I’m a bit in love with crocheting hexagons at the moment. After making a Crochet Hexagon Rug, I thought I’d take the same motif and size it up to a blanket. The ombre stripe effect really emphasizes the hexagon shape, but the beauty of this pattern is that you only need to know a couple of simple stitches to create a stunning effect. This whole blanket only required 2 rolls of Caron Cake making it a really cost effective project. It makes a perfect gift for a new baby.

The pattern is similar to the motif from the hexagon rug except that I’ve added the 3ch at the start of the first hexagon straight side instead of in the middle of the row. It looks neater that way. All the rows work up the same, so you can really get into a good flow making this blanket. It took me a whole weekend to make.

Finished diameter: 106cm

You will need:

  • 2 x Caron Cakes yarn cakes – colour ways in order from center out, Cherry Chip, Bumbleberry
  • 6mm crochet hook
  • Scissors
  • Yarn needle

Stitches used:

  • Chain Stitch (ch)
  • Treble stitch (tr) UK = Double crochet (US)
  • Slip stitch (sl)

Pattern instructions:

Chain 6, sl last chain into first to make a ring. Work in the round.

Round 1: ch 3, working all center ring, 2 tr, ch 2 (chain 2 will form a corner), *2 tr, ch 2* 5 more times. sl st to join last ch to the top of the first series of 3 ch.

Hexagon crochet blanket pattern

Round 2-32: ch 3, tr into corner gap, tr into every tr on row below, tr into next corner gap ch 2, repeat all the way around, with a tr into every stitch below and {tr, ch2, tr} into every corner gap.  sl st to join last ch to the top of the first series of 3 ch.

**Tasks to carry out:**
a. Answer these questions about the hexagon blanket pattern:
(i) How many Caron Cakes did the whole blanket require?
(ii) What is the finished diameter of the blanket?
(iii) What size of crochet hook is needed?
b. Continue the hexagon blanket pattern from the point where the passage stops.

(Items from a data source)
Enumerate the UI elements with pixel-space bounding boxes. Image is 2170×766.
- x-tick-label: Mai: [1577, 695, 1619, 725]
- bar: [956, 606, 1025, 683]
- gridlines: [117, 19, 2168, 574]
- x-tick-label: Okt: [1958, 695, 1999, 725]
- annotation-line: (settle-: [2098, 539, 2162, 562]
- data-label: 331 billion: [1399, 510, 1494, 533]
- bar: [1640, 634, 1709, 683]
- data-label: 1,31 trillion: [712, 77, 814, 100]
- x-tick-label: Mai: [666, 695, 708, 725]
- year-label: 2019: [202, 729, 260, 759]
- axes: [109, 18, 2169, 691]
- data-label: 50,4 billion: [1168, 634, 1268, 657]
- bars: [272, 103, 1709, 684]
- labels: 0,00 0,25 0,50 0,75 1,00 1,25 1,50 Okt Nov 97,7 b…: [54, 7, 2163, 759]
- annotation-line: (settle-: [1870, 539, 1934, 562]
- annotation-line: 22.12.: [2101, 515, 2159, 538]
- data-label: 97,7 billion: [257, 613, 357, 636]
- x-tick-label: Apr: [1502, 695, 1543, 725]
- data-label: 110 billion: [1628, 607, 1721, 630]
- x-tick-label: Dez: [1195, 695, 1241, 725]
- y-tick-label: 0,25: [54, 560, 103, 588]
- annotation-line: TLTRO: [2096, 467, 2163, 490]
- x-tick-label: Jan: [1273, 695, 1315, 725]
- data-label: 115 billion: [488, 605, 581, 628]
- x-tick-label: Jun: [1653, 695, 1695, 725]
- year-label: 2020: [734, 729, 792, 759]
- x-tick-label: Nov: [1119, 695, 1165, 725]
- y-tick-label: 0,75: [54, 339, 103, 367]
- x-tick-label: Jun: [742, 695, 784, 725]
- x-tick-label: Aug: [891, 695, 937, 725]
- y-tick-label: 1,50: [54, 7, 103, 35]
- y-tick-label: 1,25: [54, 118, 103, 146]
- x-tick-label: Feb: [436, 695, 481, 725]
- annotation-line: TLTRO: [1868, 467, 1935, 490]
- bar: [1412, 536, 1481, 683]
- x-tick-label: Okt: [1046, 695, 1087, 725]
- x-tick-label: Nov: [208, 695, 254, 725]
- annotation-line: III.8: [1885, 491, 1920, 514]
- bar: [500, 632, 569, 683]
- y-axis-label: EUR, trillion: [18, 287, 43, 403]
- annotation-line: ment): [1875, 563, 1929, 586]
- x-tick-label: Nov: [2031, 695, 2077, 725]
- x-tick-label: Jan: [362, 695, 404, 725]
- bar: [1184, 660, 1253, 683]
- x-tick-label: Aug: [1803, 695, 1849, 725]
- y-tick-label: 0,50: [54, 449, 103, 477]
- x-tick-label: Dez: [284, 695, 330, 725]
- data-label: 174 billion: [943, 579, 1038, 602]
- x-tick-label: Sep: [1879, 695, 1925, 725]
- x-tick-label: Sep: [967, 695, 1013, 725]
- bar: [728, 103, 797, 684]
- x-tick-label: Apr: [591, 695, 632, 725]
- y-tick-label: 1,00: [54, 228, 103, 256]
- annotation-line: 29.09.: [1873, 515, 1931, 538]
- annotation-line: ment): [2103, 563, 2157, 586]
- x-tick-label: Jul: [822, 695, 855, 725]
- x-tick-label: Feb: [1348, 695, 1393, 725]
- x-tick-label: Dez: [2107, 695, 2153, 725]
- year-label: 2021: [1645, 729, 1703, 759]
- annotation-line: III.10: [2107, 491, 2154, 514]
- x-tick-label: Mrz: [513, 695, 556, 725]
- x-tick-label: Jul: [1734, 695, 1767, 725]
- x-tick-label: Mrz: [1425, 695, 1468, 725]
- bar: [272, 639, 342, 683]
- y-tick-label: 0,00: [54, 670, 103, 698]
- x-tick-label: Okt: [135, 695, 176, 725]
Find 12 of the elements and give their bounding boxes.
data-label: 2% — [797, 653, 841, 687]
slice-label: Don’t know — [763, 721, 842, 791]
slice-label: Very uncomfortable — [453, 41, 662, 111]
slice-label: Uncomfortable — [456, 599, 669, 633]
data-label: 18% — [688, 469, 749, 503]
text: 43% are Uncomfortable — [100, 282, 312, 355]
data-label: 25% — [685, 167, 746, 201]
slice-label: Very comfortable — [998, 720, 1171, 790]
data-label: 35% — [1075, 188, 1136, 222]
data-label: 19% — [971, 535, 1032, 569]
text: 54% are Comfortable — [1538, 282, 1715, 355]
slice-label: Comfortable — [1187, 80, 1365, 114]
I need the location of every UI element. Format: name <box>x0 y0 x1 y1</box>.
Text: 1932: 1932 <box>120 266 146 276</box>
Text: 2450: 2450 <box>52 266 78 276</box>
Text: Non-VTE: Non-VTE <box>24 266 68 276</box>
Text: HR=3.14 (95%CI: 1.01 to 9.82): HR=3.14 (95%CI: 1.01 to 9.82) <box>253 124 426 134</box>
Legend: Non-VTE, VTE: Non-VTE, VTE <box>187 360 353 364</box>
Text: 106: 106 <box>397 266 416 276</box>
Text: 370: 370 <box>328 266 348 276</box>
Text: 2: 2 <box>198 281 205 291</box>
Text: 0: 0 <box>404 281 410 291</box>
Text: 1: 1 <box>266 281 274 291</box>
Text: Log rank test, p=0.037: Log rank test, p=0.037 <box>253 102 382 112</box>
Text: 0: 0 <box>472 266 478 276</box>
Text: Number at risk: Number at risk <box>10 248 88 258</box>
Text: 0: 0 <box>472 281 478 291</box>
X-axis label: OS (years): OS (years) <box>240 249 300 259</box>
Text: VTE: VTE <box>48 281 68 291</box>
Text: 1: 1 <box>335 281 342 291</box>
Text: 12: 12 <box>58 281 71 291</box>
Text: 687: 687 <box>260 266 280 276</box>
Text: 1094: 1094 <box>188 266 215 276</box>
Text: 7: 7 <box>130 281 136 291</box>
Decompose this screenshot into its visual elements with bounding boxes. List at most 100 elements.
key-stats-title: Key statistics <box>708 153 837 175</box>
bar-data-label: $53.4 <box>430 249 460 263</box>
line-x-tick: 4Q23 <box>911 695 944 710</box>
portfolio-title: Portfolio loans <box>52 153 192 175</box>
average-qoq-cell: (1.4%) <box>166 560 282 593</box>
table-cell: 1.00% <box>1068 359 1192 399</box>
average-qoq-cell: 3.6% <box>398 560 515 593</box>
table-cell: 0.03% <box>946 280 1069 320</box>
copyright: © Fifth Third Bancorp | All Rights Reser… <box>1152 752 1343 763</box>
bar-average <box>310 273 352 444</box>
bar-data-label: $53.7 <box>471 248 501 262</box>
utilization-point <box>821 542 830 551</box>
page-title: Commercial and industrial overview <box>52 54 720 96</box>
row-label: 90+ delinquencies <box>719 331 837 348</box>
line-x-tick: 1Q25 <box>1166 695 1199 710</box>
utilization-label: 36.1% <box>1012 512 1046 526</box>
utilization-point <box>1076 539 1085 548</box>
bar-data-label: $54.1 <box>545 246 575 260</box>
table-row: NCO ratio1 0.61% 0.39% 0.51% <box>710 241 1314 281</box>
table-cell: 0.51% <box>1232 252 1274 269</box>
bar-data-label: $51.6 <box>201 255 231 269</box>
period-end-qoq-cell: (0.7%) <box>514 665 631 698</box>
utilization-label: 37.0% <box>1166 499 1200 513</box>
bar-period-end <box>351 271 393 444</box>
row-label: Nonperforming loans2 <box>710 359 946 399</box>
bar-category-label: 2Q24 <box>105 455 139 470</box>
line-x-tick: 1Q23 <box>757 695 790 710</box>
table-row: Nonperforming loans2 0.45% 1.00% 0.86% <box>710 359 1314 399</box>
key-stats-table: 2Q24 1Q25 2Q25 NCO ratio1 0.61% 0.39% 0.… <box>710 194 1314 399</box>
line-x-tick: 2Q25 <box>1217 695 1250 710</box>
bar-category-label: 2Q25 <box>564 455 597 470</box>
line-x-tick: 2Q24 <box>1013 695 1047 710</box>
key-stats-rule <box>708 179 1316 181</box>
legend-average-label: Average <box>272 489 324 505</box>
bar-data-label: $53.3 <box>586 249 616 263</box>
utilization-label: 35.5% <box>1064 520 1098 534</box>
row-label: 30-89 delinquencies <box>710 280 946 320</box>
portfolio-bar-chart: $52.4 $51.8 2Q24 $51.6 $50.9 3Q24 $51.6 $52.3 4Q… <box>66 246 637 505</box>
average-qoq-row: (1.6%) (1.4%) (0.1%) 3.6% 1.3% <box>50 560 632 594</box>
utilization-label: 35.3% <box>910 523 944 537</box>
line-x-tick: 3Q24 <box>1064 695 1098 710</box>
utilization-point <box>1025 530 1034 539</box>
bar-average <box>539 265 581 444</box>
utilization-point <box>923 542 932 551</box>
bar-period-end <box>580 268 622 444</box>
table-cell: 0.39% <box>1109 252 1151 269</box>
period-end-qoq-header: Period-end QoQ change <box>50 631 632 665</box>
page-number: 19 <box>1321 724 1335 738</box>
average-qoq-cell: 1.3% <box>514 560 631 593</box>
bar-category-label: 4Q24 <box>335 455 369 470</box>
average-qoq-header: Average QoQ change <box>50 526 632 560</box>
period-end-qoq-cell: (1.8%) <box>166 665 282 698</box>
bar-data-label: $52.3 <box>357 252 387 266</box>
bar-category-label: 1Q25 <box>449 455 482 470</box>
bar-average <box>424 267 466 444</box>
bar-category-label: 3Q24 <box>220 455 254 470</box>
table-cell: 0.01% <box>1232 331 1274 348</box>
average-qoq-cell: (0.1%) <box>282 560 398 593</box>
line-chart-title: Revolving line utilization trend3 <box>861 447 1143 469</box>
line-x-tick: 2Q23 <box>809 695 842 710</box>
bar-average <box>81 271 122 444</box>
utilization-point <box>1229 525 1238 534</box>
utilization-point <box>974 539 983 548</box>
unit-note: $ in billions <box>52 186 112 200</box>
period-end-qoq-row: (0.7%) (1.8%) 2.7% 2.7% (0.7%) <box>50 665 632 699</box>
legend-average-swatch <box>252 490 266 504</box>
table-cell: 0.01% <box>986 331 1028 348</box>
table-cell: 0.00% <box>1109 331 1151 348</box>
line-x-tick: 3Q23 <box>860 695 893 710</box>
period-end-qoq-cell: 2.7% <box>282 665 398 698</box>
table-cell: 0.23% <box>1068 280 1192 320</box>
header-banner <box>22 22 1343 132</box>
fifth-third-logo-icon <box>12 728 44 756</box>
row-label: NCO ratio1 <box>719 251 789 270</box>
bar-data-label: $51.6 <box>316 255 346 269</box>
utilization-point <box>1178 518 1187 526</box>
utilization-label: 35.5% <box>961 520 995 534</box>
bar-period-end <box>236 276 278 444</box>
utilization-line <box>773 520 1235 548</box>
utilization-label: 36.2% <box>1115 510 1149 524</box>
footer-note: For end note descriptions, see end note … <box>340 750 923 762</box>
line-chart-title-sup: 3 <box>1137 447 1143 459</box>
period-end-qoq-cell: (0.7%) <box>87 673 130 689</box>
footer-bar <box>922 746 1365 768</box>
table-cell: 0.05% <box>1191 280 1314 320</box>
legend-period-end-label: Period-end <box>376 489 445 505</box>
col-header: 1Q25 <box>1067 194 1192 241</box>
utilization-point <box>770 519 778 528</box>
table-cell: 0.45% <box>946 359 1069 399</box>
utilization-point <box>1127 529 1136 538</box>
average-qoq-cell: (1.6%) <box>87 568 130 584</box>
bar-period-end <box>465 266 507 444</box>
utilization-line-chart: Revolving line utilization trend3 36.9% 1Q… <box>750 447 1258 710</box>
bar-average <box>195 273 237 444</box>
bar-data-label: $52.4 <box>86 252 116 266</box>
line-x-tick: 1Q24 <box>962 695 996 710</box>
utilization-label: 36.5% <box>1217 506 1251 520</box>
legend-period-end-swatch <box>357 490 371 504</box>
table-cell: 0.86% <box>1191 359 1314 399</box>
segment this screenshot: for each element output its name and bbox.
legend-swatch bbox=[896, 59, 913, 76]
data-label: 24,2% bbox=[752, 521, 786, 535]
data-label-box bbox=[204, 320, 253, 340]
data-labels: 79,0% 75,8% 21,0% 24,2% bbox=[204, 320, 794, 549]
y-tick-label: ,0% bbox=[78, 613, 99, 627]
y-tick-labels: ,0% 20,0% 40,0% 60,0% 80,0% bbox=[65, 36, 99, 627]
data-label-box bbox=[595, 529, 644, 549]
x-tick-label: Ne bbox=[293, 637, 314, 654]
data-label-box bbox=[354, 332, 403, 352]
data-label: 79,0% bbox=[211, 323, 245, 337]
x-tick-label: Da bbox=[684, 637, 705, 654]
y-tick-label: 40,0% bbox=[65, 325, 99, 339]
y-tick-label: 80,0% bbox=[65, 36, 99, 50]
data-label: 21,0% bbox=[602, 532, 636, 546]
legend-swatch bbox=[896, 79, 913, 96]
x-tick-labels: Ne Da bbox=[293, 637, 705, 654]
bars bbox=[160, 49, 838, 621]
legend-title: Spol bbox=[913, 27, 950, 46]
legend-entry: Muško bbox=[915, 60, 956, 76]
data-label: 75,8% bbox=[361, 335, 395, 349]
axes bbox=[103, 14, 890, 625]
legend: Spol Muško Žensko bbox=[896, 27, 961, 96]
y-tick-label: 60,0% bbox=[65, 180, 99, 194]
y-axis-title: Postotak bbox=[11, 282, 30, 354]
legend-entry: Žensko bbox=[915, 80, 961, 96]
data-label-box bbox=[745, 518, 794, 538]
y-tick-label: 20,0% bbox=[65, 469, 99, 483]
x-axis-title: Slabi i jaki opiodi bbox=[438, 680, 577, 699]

**Task-by-task outputs:**
a.
(i) 2
(ii) 106cm
(iii) 6mm

b.
Hexagon crochet blanket pattern

You can continue like this to make your hexagon blanket  as large as you’d like. As you see in this pattern, the hexagon increases by 2 stitches per side on each round.

Weave ends in and block lightly.

Ombre hexagon blanket crochet pattern - mypoppet.com.au

Ombre hexagon blanket free crochet pattern - mypoppet.com.au

Ombre hexagon blanket crochet pattern using Caron Cake- mypoppet.com.au

Caron Cake Ombre hexagon blanket crochet pattern - mypoppet.com.au

I really enjoyed not having to worry about changing colours of yarns, although I did notice the colour changes on the Caron were not as clean as the sweet roll. Also both rolls had at least one knot in each of them which was a little annoying.

Knot in Caron Cake

Self Striping Yarn Cakes – The Verdict

Overall I enjoyed crocheting with both these yarns, they both worked up quickly and felt nice to use. I liked the excitement of the colours changing, it added some interest to otherwise basic patterns that may have gotten boring if they were all one colour.

If you are a control freak you may struggle with the colour changes in the middle of rows, it didn’t bother me, but I’ve seen (on ravelry) that some knitters/crocheters are breaking the yarn to control the striping. It sort of defeats the purpose of the self stripe, but each to their own.

The Sweet Roll had no knots, but I did find a few in the Caron which was a bit annoying. I crocheted them right in, but they may be harder to disguise in knitted garments.

The Sweet Roll had a slightly stronger twist which I preferred for crochet, the Caron has a more relaxed twist which initially split a little until I got used to it. I think they’d both be great for knitting.

The one odd thing I noticed with the Sweet Roll was that the purple colourway (Punch Pop) had a slightly coarser texture than the other colours, which were really soft. Just something really minor that isn’t noticeable in the finished garment.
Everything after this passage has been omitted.